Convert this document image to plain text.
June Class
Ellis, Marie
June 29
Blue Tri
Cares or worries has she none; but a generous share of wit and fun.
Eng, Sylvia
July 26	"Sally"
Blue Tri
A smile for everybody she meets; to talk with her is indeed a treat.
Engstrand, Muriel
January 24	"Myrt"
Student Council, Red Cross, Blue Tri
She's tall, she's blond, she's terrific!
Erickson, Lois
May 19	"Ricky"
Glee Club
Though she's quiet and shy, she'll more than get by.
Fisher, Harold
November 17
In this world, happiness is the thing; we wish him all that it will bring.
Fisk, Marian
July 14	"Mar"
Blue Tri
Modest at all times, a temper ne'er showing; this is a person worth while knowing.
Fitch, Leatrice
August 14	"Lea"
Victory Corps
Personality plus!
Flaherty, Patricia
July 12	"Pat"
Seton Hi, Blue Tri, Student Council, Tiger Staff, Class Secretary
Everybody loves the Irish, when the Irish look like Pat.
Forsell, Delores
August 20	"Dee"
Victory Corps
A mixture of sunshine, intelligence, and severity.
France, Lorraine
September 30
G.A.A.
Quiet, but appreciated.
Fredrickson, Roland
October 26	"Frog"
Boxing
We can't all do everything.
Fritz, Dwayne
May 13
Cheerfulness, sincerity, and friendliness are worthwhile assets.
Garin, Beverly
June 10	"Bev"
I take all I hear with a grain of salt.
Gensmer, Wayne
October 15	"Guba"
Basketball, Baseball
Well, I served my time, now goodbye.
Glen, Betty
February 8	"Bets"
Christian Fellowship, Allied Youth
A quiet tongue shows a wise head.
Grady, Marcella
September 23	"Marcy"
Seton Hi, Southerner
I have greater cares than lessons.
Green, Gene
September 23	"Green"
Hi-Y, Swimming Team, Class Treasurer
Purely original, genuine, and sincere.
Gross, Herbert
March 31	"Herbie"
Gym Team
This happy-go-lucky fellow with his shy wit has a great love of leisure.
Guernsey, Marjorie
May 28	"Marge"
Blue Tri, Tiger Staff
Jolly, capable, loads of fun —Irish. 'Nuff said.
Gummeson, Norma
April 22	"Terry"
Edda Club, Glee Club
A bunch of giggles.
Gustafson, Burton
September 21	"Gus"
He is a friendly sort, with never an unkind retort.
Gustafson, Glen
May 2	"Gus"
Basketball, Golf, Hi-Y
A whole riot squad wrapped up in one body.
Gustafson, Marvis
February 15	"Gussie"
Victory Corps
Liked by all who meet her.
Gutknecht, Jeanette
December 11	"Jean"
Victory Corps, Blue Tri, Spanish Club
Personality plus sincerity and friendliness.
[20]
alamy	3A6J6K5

:::::

Copy out every line of the listing that includes the string "plus".

Personality plus!
Personality plus sincerity and friendliness.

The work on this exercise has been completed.